-- Start of Exercise inputs --
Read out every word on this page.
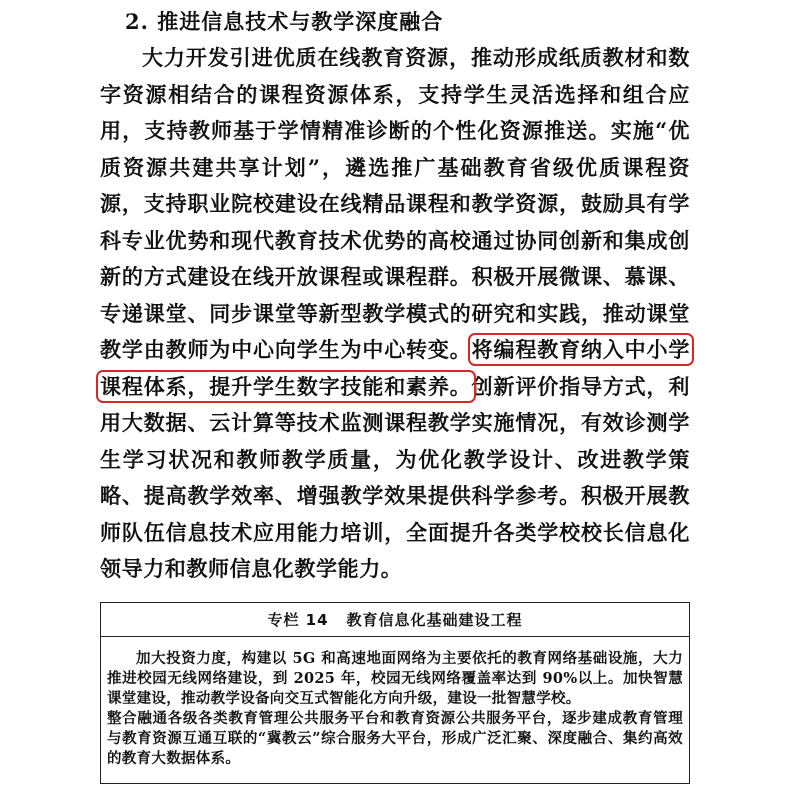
2. 推进信息技术与教学深度融合

大力开发引进优质在线教育资源，推动形成纸质教材和数字资源相结合的课程资源体系，支持学生灵活选择和组合应用，支持教师基于学情精准诊断的个性化资源推送。实施“优质资源共建共享计划”，遴选推广基础教育省级优质课程资源，支持职业院校建设在线精品课程和教学资源，鼓励具有学科专业优势和现代教育技术优势的高校通过协同创新和集成创新的方式建设在线开放课程或课程群。积极开展微课、慕课、专递课堂、同步课堂等新型教学模式的研究和实践，推动课堂教学由教师为中心向学生为中心转变。将编程教育纳入中小学课程体系，提升学生数字技能和素养。创新评价指导方式，利用大数据、云计算等技术监测课程教学实施情况，有效诊测学生学习状况和教师教学质量，为优化教学设计、改进教学策略、提高教学效率、增强教学效果提供科学参考。积极开展教师队伍信息技术应用能力培训，全面提升各类学校校长信息化领导力和教师信息化教学能力。

专栏 14 教育信息化基础建设工程

加大投资力度，构建以 5G 和高速地面网络为主要依托的教育网络基础设施，大力推进校园无线网络建设，到 2025 年，校园无线网络覆盖率达到 90%以上。加快智慧课堂建设，推动教学设备向交互式智能化方向升级，建设一批智慧学校。

整合融通各级各类教育管理公共服务平台和教育资源公共服务平台，逐步建成教育管理与教育资源互通互联的“冀教云”综合服务大平台，形成广泛汇聚、深度融合、集约高效的教育大数据体系。
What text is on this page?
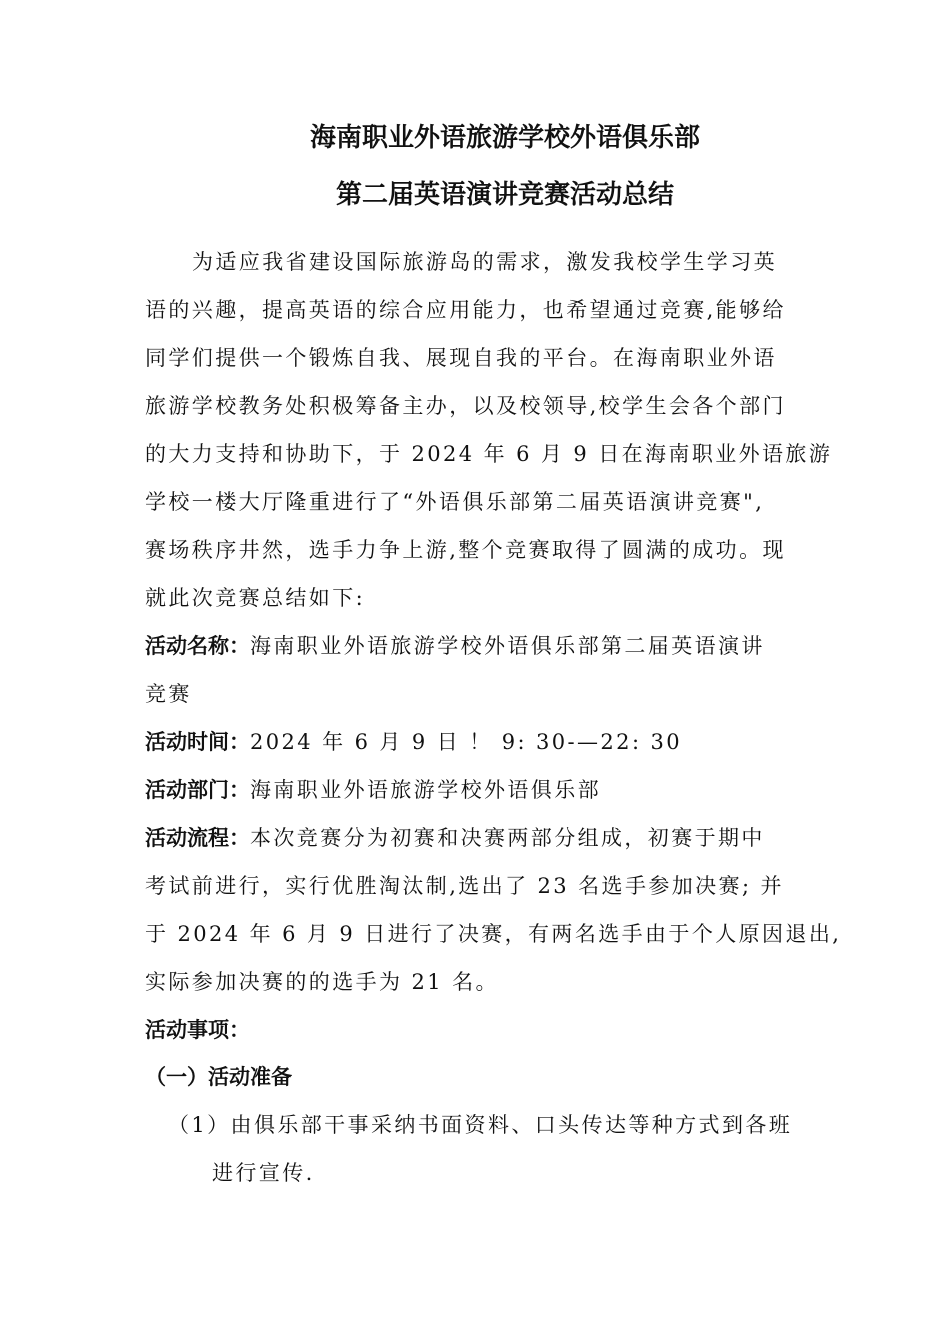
海南职业外语旅游学校外语俱乐部
第二届英语演讲竞赛活动总结
为适应我省建设国际旅游岛的需求，激发我校学生学习英
语的兴趣，提高英语的综合应用能力，也希望通过竞赛,能够给
同学们提供一个锻炼自我、展现自我的平台。在海南职业外语
旅游学校教务处积极筹备主办，以及校领导,校学生会各个部门
的大力支持和协助下，于 2024 年 6 月 9 日在海南职业外语旅游
学校一楼大厅隆重进行了“外语俱乐部第二届英语演讲竞赛",
赛场秩序井然，选手力争上游,整个竞赛取得了圆满的成功。现
就此次竞赛总结如下:
活动名称：海南职业外语旅游学校外语俱乐部第二届英语演讲
竞赛
活动时间：2024 年 6 月 9 日 ！ 9: 30-—22: 30
活动部门：海南职业外语旅游学校外语俱乐部
活动流程：本次竞赛分为初赛和决赛两部分组成，初赛于期中
考试前进行，实行优胜淘汰制,选出了 23 名选手参加决赛; 并
于 2024 年 6 月 9 日进行了决赛，有两名选手由于个人原因退出,
实际参加决赛的的选手为 21 名。
活动事项：
（一）活动准备
（1）由俱乐部干事采纳书面资料、口头传达等种方式到各班
进行宣传.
-- End of Exercise inputs --
What to produce: Your copy should repeat each entry above exactly but contain no pictures.

Answer to this problem:
Read out every word on this page.
2. 推进信息技术与教学深度融合

大力开发引进优质在线教育资源，推动形成纸质教材和数字资源相结合的课程资源体系，支持学生灵活选择和组合应用，支持教师基于学情精准诊断的个性化资源推送。实施“优质资源共建共享计划”，遴选推广基础教育省级优质课程资源，支持职业院校建设在线精品课程和教学资源，鼓励具有学科专业优势和现代教育技术优势的高校通过协同创新和集成创新的方式建设在线开放课程或课程群。积极开展微课、慕课、专递课堂、同步课堂等新型教学模式的研究和实践，推动课堂教学由教师为中心向学生为中心转变。将编程教育纳入中小学课程体系，提升学生数字技能和素养。创新评价指导方式，利用大数据、云计算等技术监测课程教学实施情况，有效诊测学生学习状况和教师教学质量，为优化教学设计、改进教学策略、提高教学效率、增强教学效果提供科学参考。积极开展教师队伍信息技术应用能力培训，全面提升各类学校校长信息化领导力和教师信息化教学能力。

专栏 14 教育信息化基础建设工程

加大投资力度，构建以 5G 和高速地面网络为主要依托的教育网络基础设施，大力推进校园无线网络建设，到 2025 年，校园无线网络覆盖率达到 90%以上。加快智慧课堂建设，推动教学设备向交互式智能化方向升级，建设一批智慧学校。

整合融通各级各类教育管理公共服务平台和教育资源公共服务平台，逐步建成教育管理与教育资源互通互联的“冀教云”综合服务大平台，形成广泛汇聚、深度融合、集约高效的教育大数据体系。
What text is on this page?
海南职业外语旅游学校外语俱乐部
第二届英语演讲竞赛活动总结
为适应我省建设国际旅游岛的需求，激发我校学生学习英
语的兴趣，提高英语的综合应用能力，也希望通过竞赛,能够给
同学们提供一个锻炼自我、展现自我的平台。在海南职业外语
旅游学校教务处积极筹备主办，以及校领导,校学生会各个部门
的大力支持和协助下，于 2024 年 6 月 9 日在海南职业外语旅游
学校一楼大厅隆重进行了“外语俱乐部第二届英语演讲竞赛",
赛场秩序井然，选手力争上游,整个竞赛取得了圆满的成功。现
就此次竞赛总结如下:
活动名称：海南职业外语旅游学校外语俱乐部第二届英语演讲
竞赛
活动时间：2024 年 6 月 9 日 ！ 9: 30-—22: 30
活动部门：海南职业外语旅游学校外语俱乐部
活动流程：本次竞赛分为初赛和决赛两部分组成，初赛于期中
考试前进行，实行优胜淘汰制,选出了 23 名选手参加决赛; 并
于 2024 年 6 月 9 日进行了决赛，有两名选手由于个人原因退出,
实际参加决赛的的选手为 21 名。
活动事项：
（一）活动准备
（1）由俱乐部干事采纳书面资料、口头传达等种方式到各班
进行宣传.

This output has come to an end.